■ Stored items ■
▼▼▼
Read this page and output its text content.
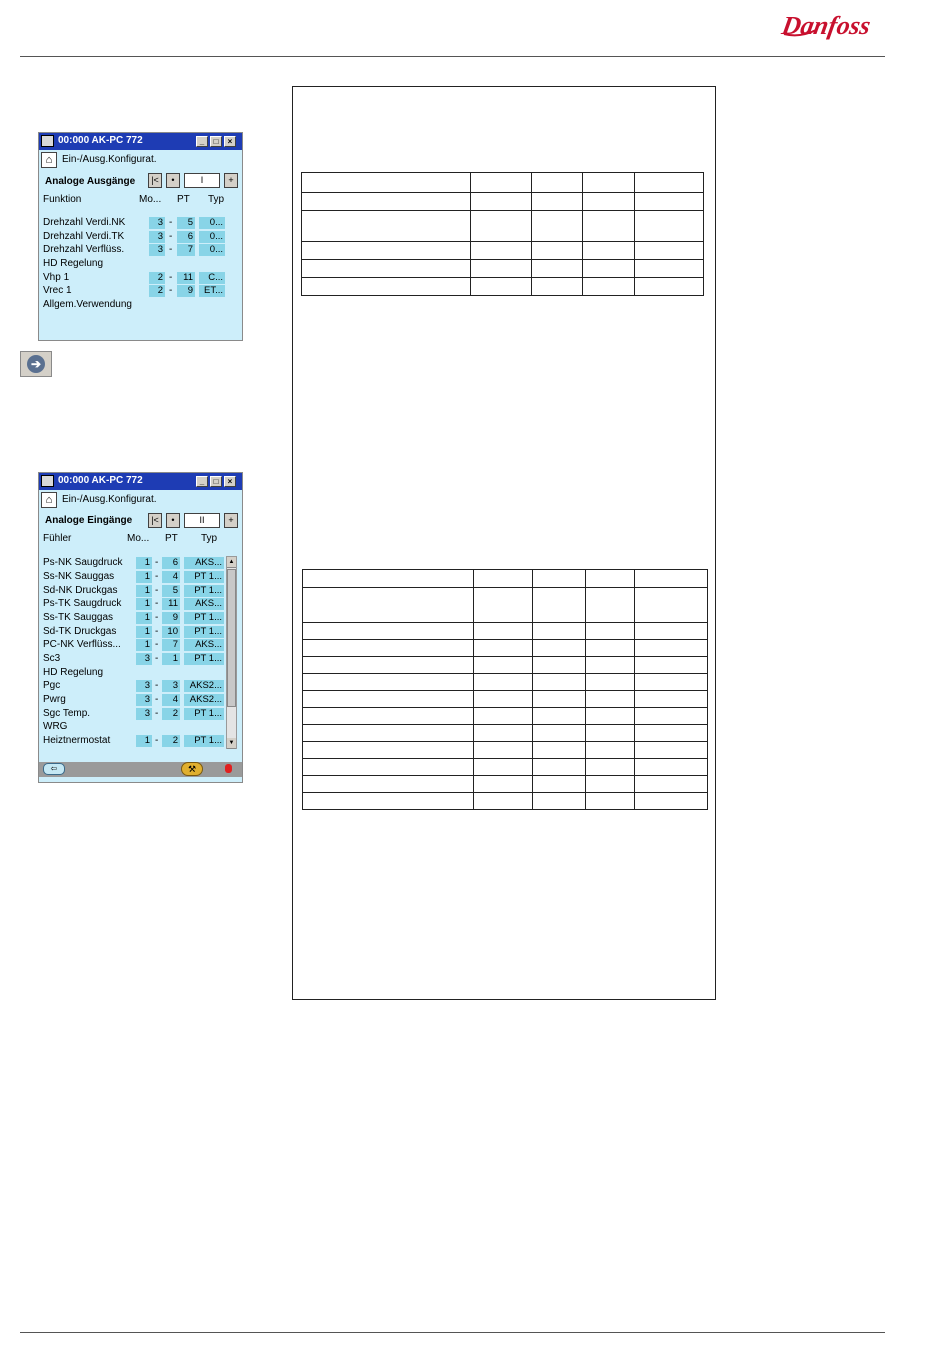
Danfoss
00:000 AK-PC 772	_	□	×
⌂ Ein-/Ausg.Konfigurat.
Analoge Ausgänge	|<	•	I	+
Funktion	Mo... PT Typ
Drehzahl Verdi.NK	3 -	5	0...
Drehzahl Verdi.TK	3 -	6	0...
Drehzahl Verflüss.	3 -	7	0...
HD Regelung
Vhp 1	2 -	11	C...
Vrec 1	2 -	9	ET...
Allgem.Verwendung
➔
00:000 AK-PC 772	_	□	×
⌂ Ein-/Ausg.Konfigurat.
Analoge Eingänge	|<	•	II	+
Fühler	Mo... PT Typ
Ps-NK Saugdruck	1 -	6	AKS...
Ss-NK Sauggas	1 -	4	PT 1...
Sd-NK Druckgas	1 -	5	PT 1...
Ps-TK Saugdruck	1 -	11	AKS...
Ss-TK Sauggas	1 -	9	PT 1...
Sd-TK Druckgas	1 - 10	PT 1...
PC-NK Verflüss...	1 -	7	AKS...
Sc3	3 -	1	PT 1...
HD Regelung
Pgc	3 -	3	AKS2...
Pwrg	3 -	4	AKS2...
Sgc Temp.	3 -	2	PT 1...
WRG
Heiztnermostat	1 -	2	PT 1...
▲
▼
⇦	⚒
▲▲▲
■ STATED TASK ■
Give every line of the material that includes the string "Analoge".

■ OUTPUT FOR THIS EXERCISE ■
Analoge Ausgänge	|<	•	I	+
Analoge Eingänge	|<	•	II	+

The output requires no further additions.